** Task prompt **
Pick out every line of the entries below where "description" occurs, and copy those lines.

** Data records **
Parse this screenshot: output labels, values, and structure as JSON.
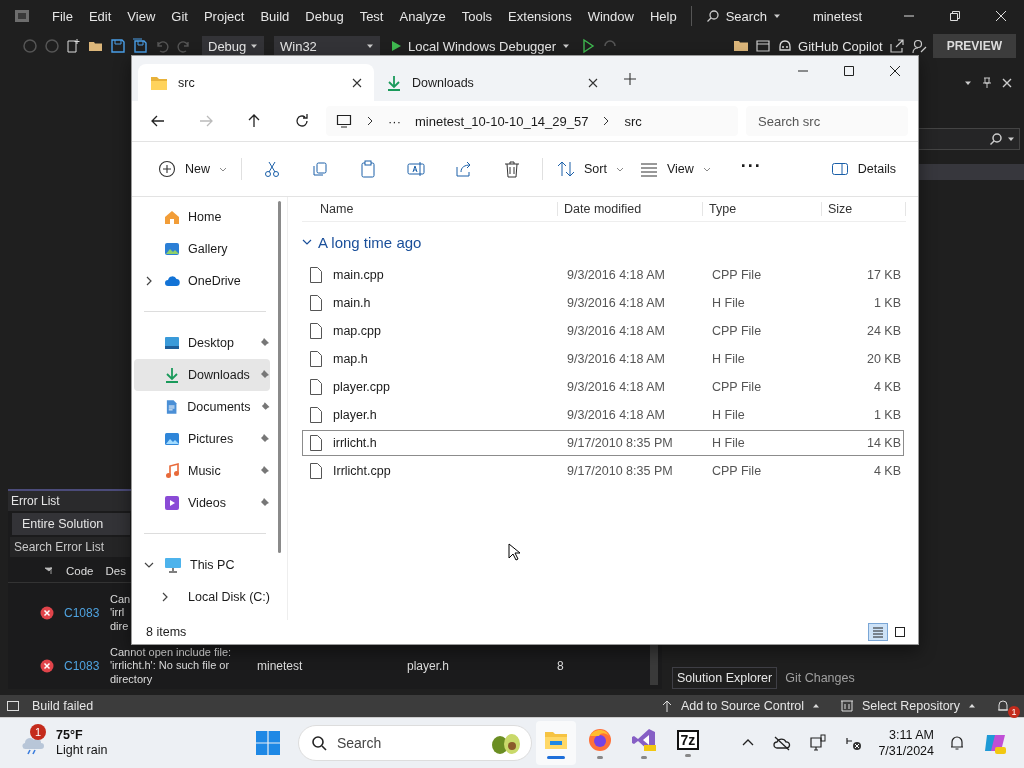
{
  "vs": {
    "menu": [
      "File",
      "Edit",
      "View",
      "Git",
      "Project",
      "Build",
      "Debug",
      "Test",
      "Analyze",
      "Tools",
      "Extensions",
      "Window",
      "Help"
    ],
    "search": "Search",
    "solution_name": "minetest",
    "toolbar": {
      "configuration": "Debug",
      "platform": "Win32",
      "debugger": "Local Windows Debugger",
      "copilot": "GitHub Copilot",
      "preview": "PREVIEW"
    },
    "error_list": {
      "title": "Error List",
      "scope": "Entire Solution",
      "search_placeholder": "Search Error List",
      "columns": [
        "Code",
        "Des"
      ],
      "rows": [
        {
          "code": "C1083",
          "description": "Can\n'irrl\ndire"
        },
        {
          "code": "C1083",
          "description": "Cannot open include file:\n'irrlicht.h': No such file or\ndirectory",
          "project": "minetest",
          "file": "player.h",
          "line": "8"
        }
      ]
    },
    "side_tabs": [
      {
        "label": "Solution Explorer",
        "selected": true
      },
      {
        "label": "Git Changes",
        "selected": false
      }
    ],
    "status_bar": {
      "build": "Build failed",
      "source_control": "Add to Source Control",
      "repository": "Select Repository",
      "notifications": "1"
    }
  },
  "explorer": {
    "tabs": [
      {
        "label": "src",
        "kind": "folder",
        "selected": true
      },
      {
        "label": "Downloads",
        "kind": "download",
        "selected": false
      }
    ],
    "address": {
      "overflow": "···",
      "segments": [
        "minetest_10-10-10_14_29_57",
        "src"
      ]
    },
    "search_placeholder": "Search src",
    "commands": {
      "new": "New",
      "sort": "Sort",
      "view": "View",
      "more": "···",
      "details": "Details"
    },
    "nav_groups": [
      [
        {
          "label": "Home",
          "kind": "home",
          "selected": false
        },
        {
          "label": "Gallery",
          "kind": "gallery",
          "selected": false
        },
        {
          "label": "OneDrive",
          "kind": "cloud",
          "selected": false,
          "expanded": false
        }
      ],
      [
        {
          "label": "Desktop",
          "kind": "desktop",
          "selected": false,
          "pinned": true
        },
        {
          "label": "Downloads",
          "kind": "download",
          "selected": true,
          "pinned": true
        },
        {
          "label": "Documents",
          "kind": "documents",
          "selected": false,
          "pinned": true
        },
        {
          "label": "Pictures",
          "kind": "pictures",
          "selected": false,
          "pinned": true
        },
        {
          "label": "Music",
          "kind": "music",
          "selected": false,
          "pinned": true
        },
        {
          "label": "Videos",
          "kind": "videos",
          "selected": false,
          "pinned": true
        }
      ],
      [
        {
          "label": "This PC",
          "kind": "pc",
          "selected": false,
          "expanded": true,
          "children": [
            {
              "label": "Local Disk (C:)",
              "kind": "disk",
              "selected": false,
              "expanded": false
            }
          ]
        }
      ]
    ],
    "columns": [
      "Name",
      "Date modified",
      "Type",
      "Size"
    ],
    "group": {
      "label": "A long time ago",
      "expanded": true
    },
    "files": [
      {
        "name": "main.cpp",
        "date": "9/3/2016 4:18 AM",
        "type": "CPP File",
        "size": "17 KB",
        "focused": false
      },
      {
        "name": "main.h",
        "date": "9/3/2016 4:18 AM",
        "type": "H File",
        "size": "1 KB",
        "focused": false
      },
      {
        "name": "map.cpp",
        "date": "9/3/2016 4:18 AM",
        "type": "CPP File",
        "size": "24 KB",
        "focused": false
      },
      {
        "name": "map.h",
        "date": "9/3/2016 4:18 AM",
        "type": "H File",
        "size": "20 KB",
        "focused": false
      },
      {
        "name": "player.cpp",
        "date": "9/3/2016 4:18 AM",
        "type": "CPP File",
        "size": "4 KB",
        "focused": false
      },
      {
        "name": "player.h",
        "date": "9/3/2016 4:18 AM",
        "type": "H File",
        "size": "1 KB",
        "focused": false
      },
      {
        "name": "irrlicht.h",
        "date": "9/17/2010 8:35 PM",
        "type": "H File",
        "size": "14 KB",
        "focused": true
      },
      {
        "name": "Irrlicht.cpp",
        "date": "9/17/2010 8:35 PM",
        "type": "CPP File",
        "size": "4 KB",
        "focused": false
      }
    ],
    "status": "8 items",
    "views": [
      {
        "kind": "details",
        "selected": true
      },
      {
        "kind": "tiles",
        "selected": false
      }
    ]
  },
  "taskbar": {
    "weather": {
      "temp": "75°F",
      "condition": "Light rain",
      "badge": "1"
    },
    "search": "Search",
    "apps": [
      {
        "kind": "explorer",
        "active": true
      },
      {
        "kind": "firefox",
        "active": false
      },
      {
        "kind": "visualstudio",
        "active": false
      },
      {
        "kind": "sevenzip",
        "label": "7z",
        "active": false
      }
    ],
    "clock": {
      "time": "3:11 AM",
      "date": "7/31/2024"
    }
  }
}
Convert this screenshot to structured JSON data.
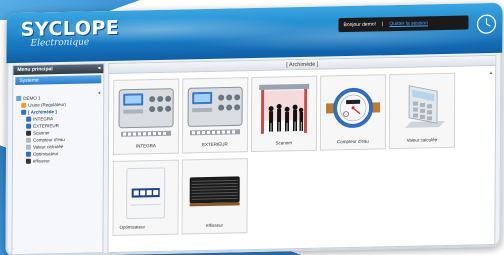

** Response below **
          "description": "Can\n'irrl\ndire"
          "description": "Cannot open include file:\n'irrlicht.h': No such file or\ndirectory",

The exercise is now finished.